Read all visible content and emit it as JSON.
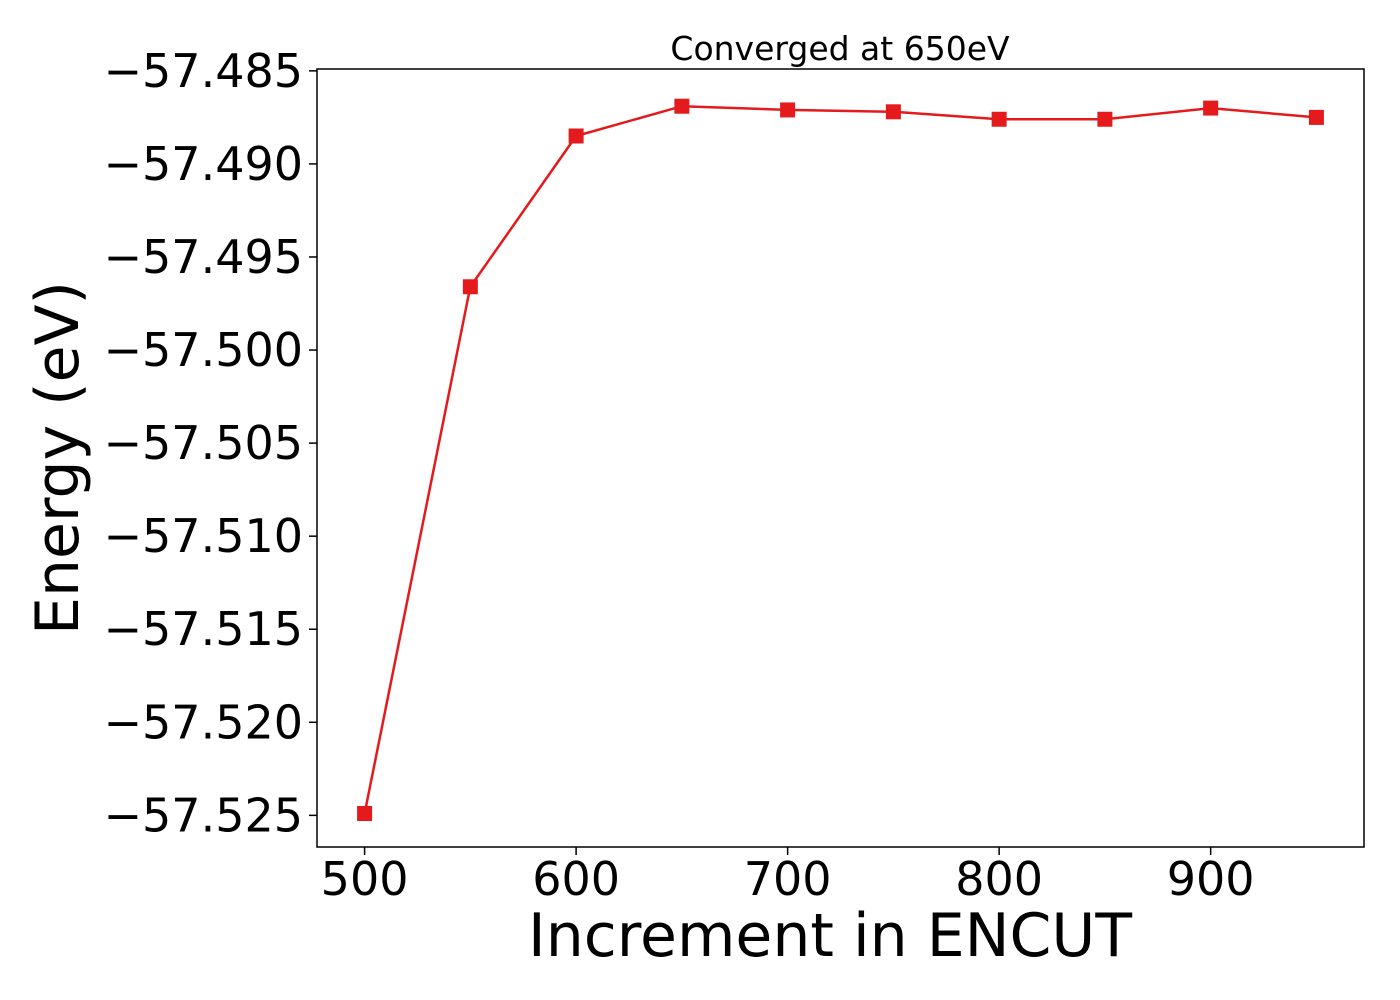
{
  "chart_data": {
    "type": "line",
    "title": "Converged at 650eV",
    "xlabel": "Increment in ENCUT",
    "ylabel": "Energy (eV)",
    "xlim": [
      477.5,
      972.5
    ],
    "ylim": [
      -57.5267,
      -57.4849
    ],
    "xticks": [
      500,
      600,
      700,
      800,
      900
    ],
    "xtick_labels": [
      "500",
      "600",
      "700",
      "800",
      "900"
    ],
    "yticks": [
      -57.485,
      -57.49,
      -57.495,
      -57.5,
      -57.505,
      -57.51,
      -57.515,
      -57.52,
      -57.525
    ],
    "ytick_labels": [
      "−57.485",
      "−57.490",
      "−57.495",
      "−57.500",
      "−57.505",
      "−57.510",
      "−57.515",
      "−57.520",
      "−57.525"
    ],
    "grid": false,
    "series": [
      {
        "color": "#e41a1c",
        "marker": "square",
        "x": [
          500,
          550,
          600,
          650,
          700,
          750,
          800,
          850,
          900,
          950
        ],
        "y": [
          -57.5249,
          -57.4966,
          -57.4885,
          -57.4869,
          -57.4871,
          -57.4872,
          -57.4876,
          -57.4876,
          -57.487,
          -57.4875
        ]
      }
    ]
  }
}
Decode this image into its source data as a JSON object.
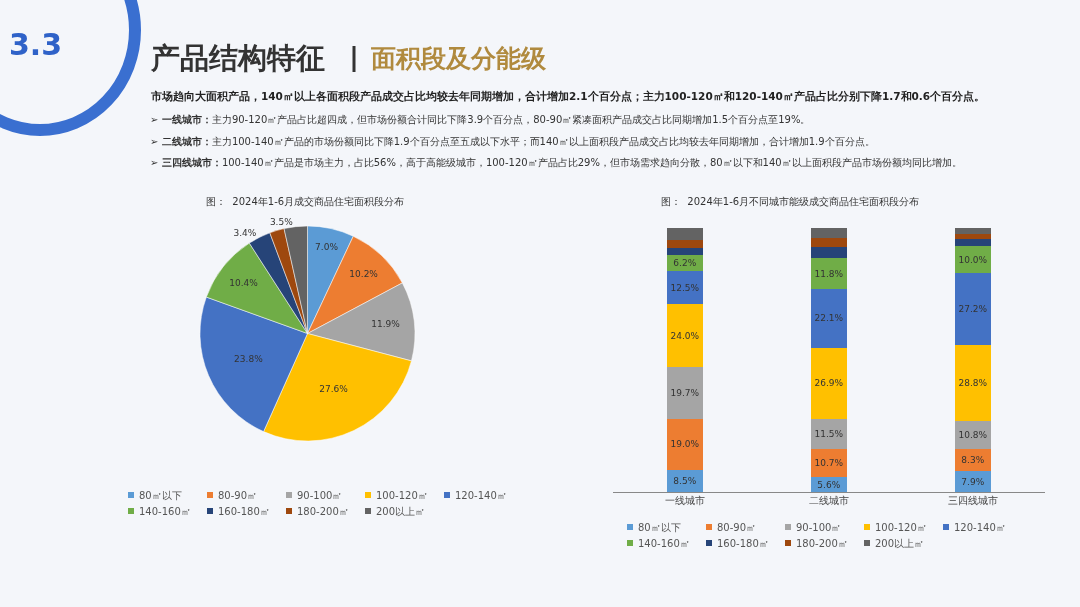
{
  "chart_data": [
    {
      "type": "other",
      "title": "产品结构特征",
      "subtitle": "面积段及分能级",
      "annotations": [
        "3.3",
        "市场趋向大面积产品，140㎡以上各面积段产品成交占比均较去年同期增加，合计增加2.1个百分点；主力100-120㎡和120-140㎡产品占比分别下降1.7和0.6个百分点。",
        "➢ 一线城市：主力90-120㎡产品占比超四成，但市场份额合计同比下降3.9个百分点，80-90㎡紧凑面积产品成交占比同期增加1.5个百分点至19%。",
        "➢ 二线城市：主力100-140㎡产品的市场份额同比下降1.9个百分点至五成以下水平；而140㎡以上面积段产品成交占比均较去年同期增加，合计增加1.9个百分点。",
        "➢ 三四线城市：100-140㎡产品是市场主力，占比56%，高于高能级城市，100-120㎡产品占比29%，但市场需求趋向分散，80㎡以下和140㎡以上面积段产品市场份额均同比增加。"
      ]
    },
    {
      "type": "pie",
      "title": "图：  2024年1-6月成交商品住宅面积段分布",
      "legend": "bottom",
      "categories": [
        "80㎡以下",
        "80-90㎡",
        "90-100㎡",
        "100-120㎡",
        "120-140㎡",
        "140-160㎡",
        "160-180㎡",
        "180-200㎡",
        "200以上㎡"
      ],
      "values": [
        7.0,
        10.2,
        11.9,
        27.6,
        23.8,
        10.4,
        3.4,
        2.2,
        3.5
      ],
      "value_labels": [
        "7.0%",
        "10.2%",
        "11.9%",
        "27.6%",
        "23.8%",
        "10.4%",
        "3.4%",
        null,
        "3.5%"
      ],
      "colors": [
        "#5b9bd5",
        "#ed7d31",
        "#a5a5a5",
        "#ffc000",
        "#4472c4",
        "#70ad47",
        "#264478",
        "#9e480e",
        "#636363"
      ]
    },
    {
      "type": "bar",
      "stacked": true,
      "title": "图：  2024年1-6月不同城市能级成交商品住宅面积段分布",
      "legend": "bottom",
      "tick_labels": "x",
      "ylim": [
        0,
        100
      ],
      "categories": [
        "一线城市",
        "二线城市",
        "三四线城市"
      ],
      "series": [
        {
          "name": "80㎡以下",
          "color": "#5b9bd5",
          "values": [
            8.5,
            5.6,
            7.9
          ],
          "value_labels": [
            "8.5%",
            "5.6%",
            "7.9%"
          ]
        },
        {
          "name": "80-90㎡",
          "color": "#ed7d31",
          "values": [
            19.0,
            10.7,
            8.3
          ],
          "value_labels": [
            "19.0%",
            "10.7%",
            "8.3%"
          ]
        },
        {
          "name": "90-100㎡",
          "color": "#a5a5a5",
          "values": [
            19.7,
            11.5,
            10.8
          ],
          "value_labels": [
            "19.7%",
            "11.5%",
            "10.8%"
          ]
        },
        {
          "name": "100-120㎡",
          "color": "#ffc000",
          "values": [
            24.0,
            26.9,
            28.8
          ],
          "value_labels": [
            "24.0%",
            "26.9%",
            "28.8%"
          ]
        },
        {
          "name": "120-140㎡",
          "color": "#4472c4",
          "values": [
            12.5,
            22.1,
            27.2
          ],
          "value_labels": [
            "12.5%",
            "22.1%",
            "27.2%"
          ]
        },
        {
          "name": "140-160㎡",
          "color": "#70ad47",
          "values": [
            6.2,
            11.8,
            10.0
          ],
          "value_labels": [
            "6.2%",
            "11.8%",
            "10.0%"
          ]
        },
        {
          "name": "160-180㎡",
          "color": "#264478",
          "values": [
            2.5,
            4.2,
            2.8
          ],
          "value_labels": [
            null,
            null,
            null
          ]
        },
        {
          "name": "180-200㎡",
          "color": "#9e480e",
          "values": [
            3.2,
            3.4,
            2.0
          ],
          "value_labels": [
            null,
            null,
            null
          ]
        },
        {
          "name": "200以上㎡",
          "color": "#636363",
          "values": [
            4.4,
            3.8,
            2.2
          ],
          "value_labels": [
            null,
            null,
            null
          ]
        }
      ]
    }
  ]
}
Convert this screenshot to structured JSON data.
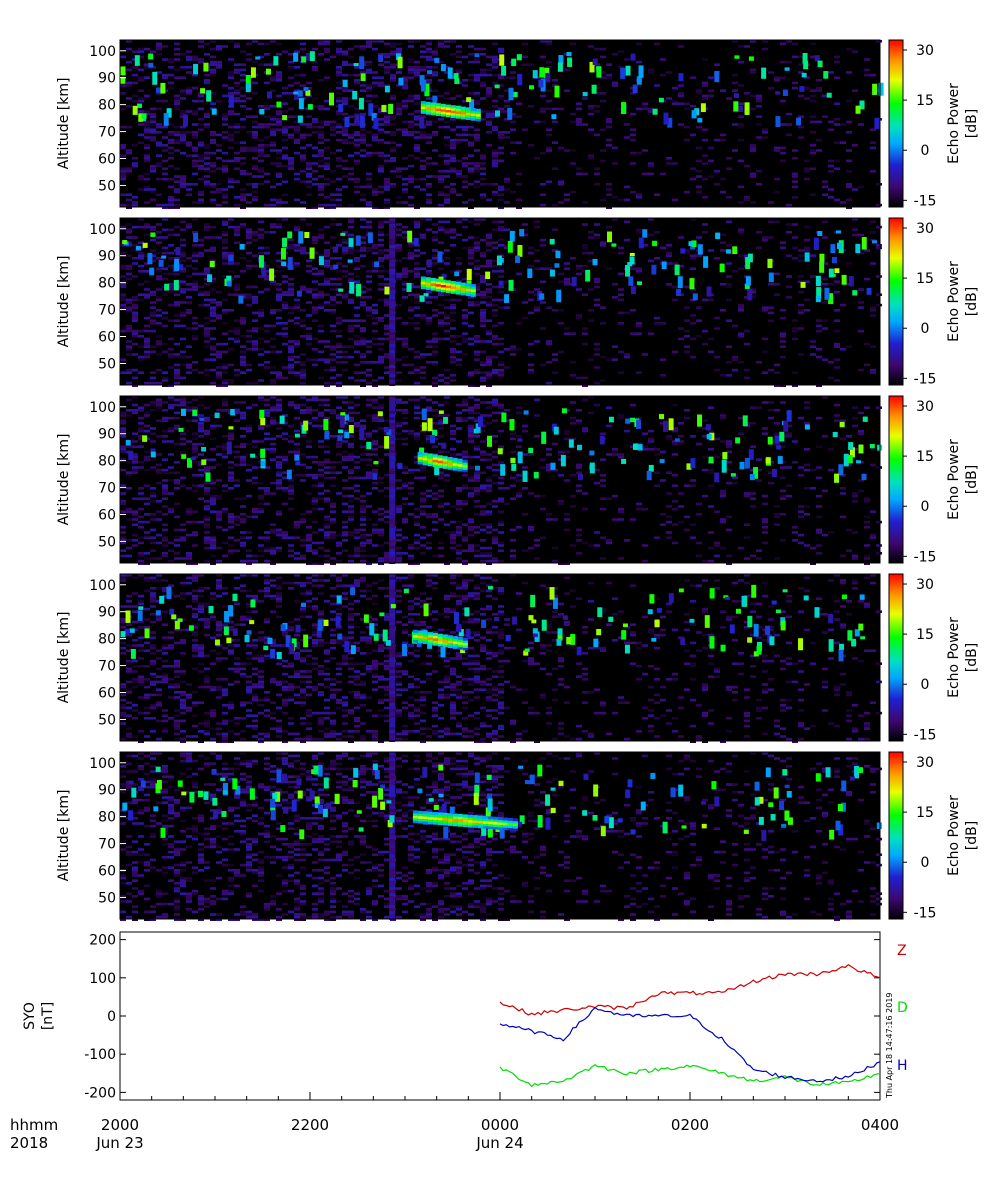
{
  "figure": {
    "stamp": "Thu Apr 18 14:47:16 2019",
    "time_axis": {
      "row1_label": "hhmm",
      "row2_label": "2018",
      "ticks": [
        {
          "value": "2000",
          "date": "Jun 23"
        },
        {
          "value": "2200",
          "date": ""
        },
        {
          "value": "0000",
          "date": "Jun 24"
        },
        {
          "value": "0200",
          "date": ""
        },
        {
          "value": "0400",
          "date": ""
        }
      ]
    }
  },
  "chart_data": [
    {
      "type": "heatmap",
      "panel": 1,
      "ylabel": "Altitude [km]",
      "ylim": [
        42,
        104
      ],
      "yticks": [
        50,
        60,
        70,
        80,
        90,
        100
      ],
      "colorbar": {
        "label": "Echo Power [dB]",
        "range": [
          -17,
          33
        ],
        "ticks": [
          30,
          15,
          0,
          -15
        ]
      },
      "time_range": [
        "2018-06-23 20:00",
        "2018-06-24 04:00"
      ],
      "echo_layer": {
        "altitude_km": 78,
        "start": "2018-06-23 23:10",
        "end": "2018-06-23 23:47",
        "peak_dB": 30
      },
      "upper_echoes_altitude_km": [
        75,
        100
      ]
    },
    {
      "type": "heatmap",
      "panel": 2,
      "ylabel": "Altitude [km]",
      "ylim": [
        42,
        104
      ],
      "yticks": [
        50,
        60,
        70,
        80,
        90,
        100
      ],
      "colorbar": {
        "label": "Echo Power [dB]",
        "range": [
          -17,
          33
        ],
        "ticks": [
          30,
          15,
          0,
          -15
        ]
      },
      "time_range": [
        "2018-06-23 20:00",
        "2018-06-24 04:00"
      ],
      "echo_layer": {
        "altitude_km": 79,
        "start": "2018-06-23 23:10",
        "end": "2018-06-23 23:43",
        "peak_dB": 30
      },
      "upper_echoes_altitude_km": [
        75,
        100
      ]
    },
    {
      "type": "heatmap",
      "panel": 3,
      "ylabel": "Altitude [km]",
      "ylim": [
        42,
        104
      ],
      "yticks": [
        50,
        60,
        70,
        80,
        90,
        100
      ],
      "colorbar": {
        "label": "Echo Power [dB]",
        "range": [
          -17,
          33
        ],
        "ticks": [
          30,
          15,
          0,
          -15
        ]
      },
      "time_range": [
        "2018-06-23 20:00",
        "2018-06-24 04:00"
      ],
      "echo_layer": {
        "altitude_km": 80,
        "start": "2018-06-23 23:08",
        "end": "2018-06-23 23:37",
        "peak_dB": 28
      },
      "upper_echoes_altitude_km": [
        75,
        100
      ]
    },
    {
      "type": "heatmap",
      "panel": 4,
      "ylabel": "Altitude [km]",
      "ylim": [
        42,
        104
      ],
      "yticks": [
        50,
        60,
        70,
        80,
        90,
        100
      ],
      "colorbar": {
        "label": "Echo Power [dB]",
        "range": [
          -17,
          33
        ],
        "ticks": [
          30,
          15,
          0,
          -15
        ]
      },
      "time_range": [
        "2018-06-23 20:00",
        "2018-06-24 04:00"
      ],
      "echo_layer": {
        "altitude_km": 80,
        "start": "2018-06-23 23:05",
        "end": "2018-06-23 23:37",
        "peak_dB": 27
      },
      "upper_echoes_altitude_km": [
        75,
        100
      ]
    },
    {
      "type": "heatmap",
      "panel": 5,
      "ylabel": "Altitude [km]",
      "ylim": [
        42,
        104
      ],
      "yticks": [
        50,
        60,
        70,
        80,
        90,
        100
      ],
      "colorbar": {
        "label": "Echo Power [dB]",
        "range": [
          -17,
          33
        ],
        "ticks": [
          30,
          15,
          0,
          -15
        ]
      },
      "time_range": [
        "2018-06-23 20:00",
        "2018-06-24 04:00"
      ],
      "echo_layer": {
        "altitude_km": 79,
        "start": "2018-06-23 23:05",
        "end": "2018-06-24 00:10",
        "peak_dB": 25
      },
      "upper_echoes_altitude_km": [
        75,
        100
      ]
    },
    {
      "type": "line",
      "panel": 6,
      "ylabel": "SYO [nT]",
      "ylim": [
        -220,
        220
      ],
      "yticks": [
        200,
        100,
        0,
        -100,
        -200
      ],
      "x": [
        "0000",
        "0020",
        "0040",
        "0100",
        "0120",
        "0140",
        "0200",
        "0220",
        "0240",
        "0300",
        "0320",
        "0340",
        "0400"
      ],
      "series": [
        {
          "name": "Z",
          "color": "#cc0000",
          "values": [
            35,
            5,
            15,
            25,
            20,
            60,
            60,
            60,
            90,
            110,
            110,
            130,
            100
          ]
        },
        {
          "name": "D",
          "color": "#00dd00",
          "values": [
            -135,
            -180,
            -170,
            -130,
            -150,
            -140,
            -130,
            -150,
            -170,
            -160,
            -180,
            -175,
            -150
          ]
        },
        {
          "name": "H",
          "color": "#0000bb",
          "values": [
            -20,
            -40,
            -60,
            20,
            0,
            0,
            0,
            -60,
            -140,
            -160,
            -170,
            -160,
            -120
          ]
        }
      ]
    }
  ]
}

+===+

- [PROMPT]
Note how many lines in the listing above hold the string "JSON", then give only that figure.

- [EXPECTED OUTPUT]
3